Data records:
━━━━━━━━━━━━━━━━

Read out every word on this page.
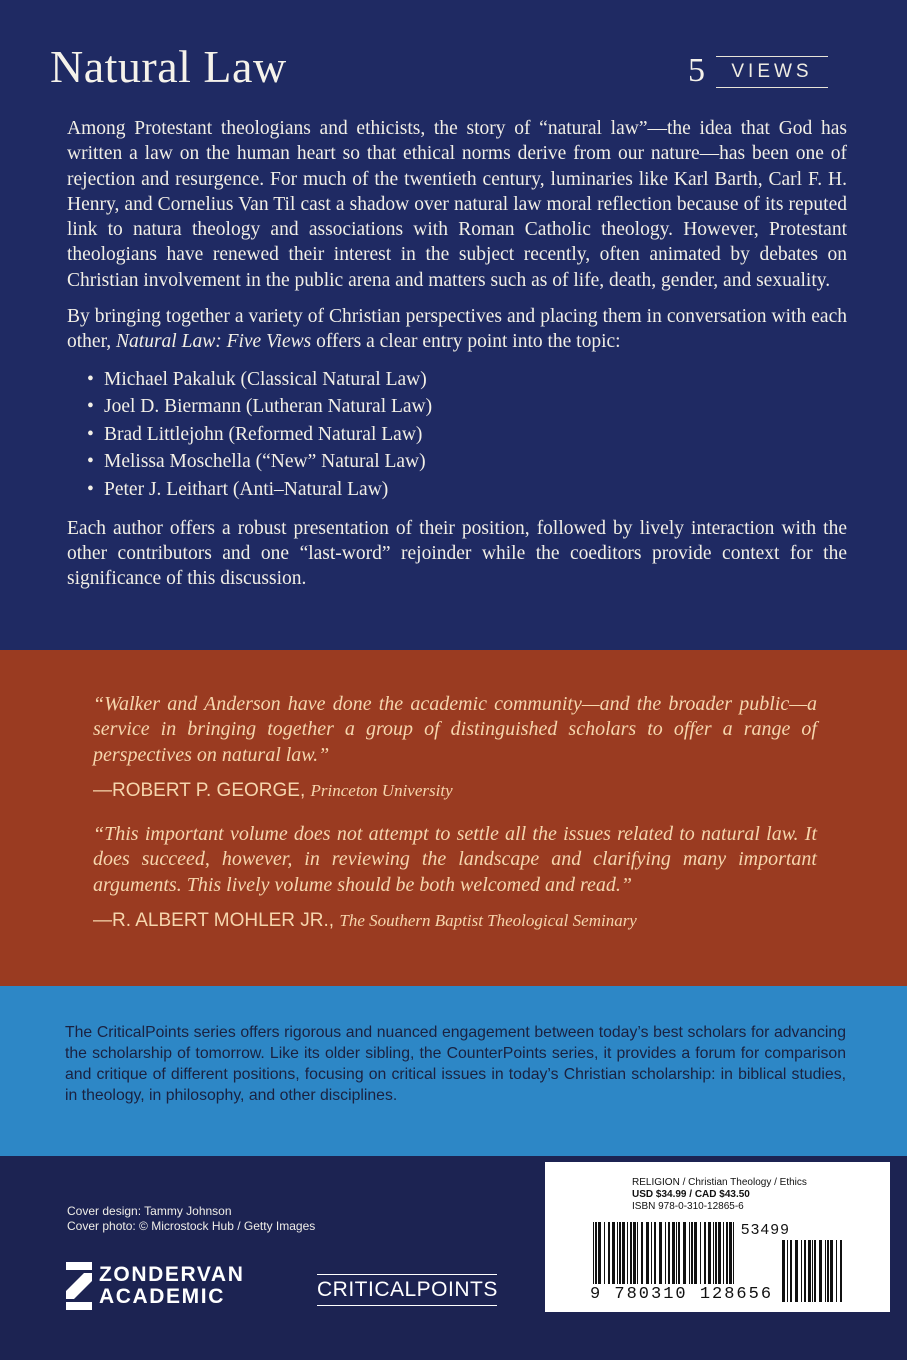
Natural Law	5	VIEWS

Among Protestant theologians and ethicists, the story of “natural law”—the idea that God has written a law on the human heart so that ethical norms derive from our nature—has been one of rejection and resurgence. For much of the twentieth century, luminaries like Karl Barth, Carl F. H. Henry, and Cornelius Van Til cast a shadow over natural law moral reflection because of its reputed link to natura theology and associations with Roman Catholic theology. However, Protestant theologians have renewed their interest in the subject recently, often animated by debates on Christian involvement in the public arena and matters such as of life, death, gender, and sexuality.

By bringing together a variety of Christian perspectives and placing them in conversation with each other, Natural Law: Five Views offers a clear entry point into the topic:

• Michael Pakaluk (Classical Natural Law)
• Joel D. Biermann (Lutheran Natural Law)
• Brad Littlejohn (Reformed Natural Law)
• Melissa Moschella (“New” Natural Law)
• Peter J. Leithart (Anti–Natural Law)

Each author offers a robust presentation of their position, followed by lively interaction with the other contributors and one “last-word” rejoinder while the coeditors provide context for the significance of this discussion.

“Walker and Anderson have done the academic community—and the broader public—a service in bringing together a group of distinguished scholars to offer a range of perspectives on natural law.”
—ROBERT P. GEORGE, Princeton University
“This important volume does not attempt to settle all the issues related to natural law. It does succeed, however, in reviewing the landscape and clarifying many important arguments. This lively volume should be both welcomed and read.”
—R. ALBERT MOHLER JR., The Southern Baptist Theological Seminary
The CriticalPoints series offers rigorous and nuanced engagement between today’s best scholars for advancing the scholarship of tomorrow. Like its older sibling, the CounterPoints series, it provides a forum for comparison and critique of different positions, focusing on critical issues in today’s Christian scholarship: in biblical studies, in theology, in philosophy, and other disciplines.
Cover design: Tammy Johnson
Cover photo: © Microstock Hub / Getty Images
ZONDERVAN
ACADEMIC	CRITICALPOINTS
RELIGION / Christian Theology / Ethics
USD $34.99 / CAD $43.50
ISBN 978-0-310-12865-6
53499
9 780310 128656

━━━━━━━━━━━━━━━━

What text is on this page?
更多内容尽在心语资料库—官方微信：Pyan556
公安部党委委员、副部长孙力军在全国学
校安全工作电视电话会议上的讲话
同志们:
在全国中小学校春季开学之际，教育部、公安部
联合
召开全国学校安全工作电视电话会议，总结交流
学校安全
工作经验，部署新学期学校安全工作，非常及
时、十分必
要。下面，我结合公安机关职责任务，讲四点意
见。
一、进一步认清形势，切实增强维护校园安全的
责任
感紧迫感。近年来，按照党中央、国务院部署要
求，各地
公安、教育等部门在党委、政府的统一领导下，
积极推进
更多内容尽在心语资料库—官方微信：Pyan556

━━━━━━━━━━━━━━━━

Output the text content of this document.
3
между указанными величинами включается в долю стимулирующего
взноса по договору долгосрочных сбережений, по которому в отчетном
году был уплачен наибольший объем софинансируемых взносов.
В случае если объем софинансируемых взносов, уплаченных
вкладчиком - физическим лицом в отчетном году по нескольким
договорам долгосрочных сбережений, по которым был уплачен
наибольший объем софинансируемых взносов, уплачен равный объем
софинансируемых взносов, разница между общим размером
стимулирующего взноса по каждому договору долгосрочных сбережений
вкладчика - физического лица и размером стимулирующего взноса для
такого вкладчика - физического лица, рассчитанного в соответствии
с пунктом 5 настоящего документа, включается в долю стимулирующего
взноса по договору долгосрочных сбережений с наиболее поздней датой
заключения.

━━━━━━━━━━━━━━━━

From the entries above, collect every line with the string "together" in it.

* **Reply**
By bringing together a variety of Christian perspectives and placing them in conversation with each other, Natural Law: Five Views offers a clear entry point into the topic:
“Walker and Anderson have done the academic community—and the broader public—a service in bringing together a group of distinguished scholars to offer a range of perspectives on natural law.”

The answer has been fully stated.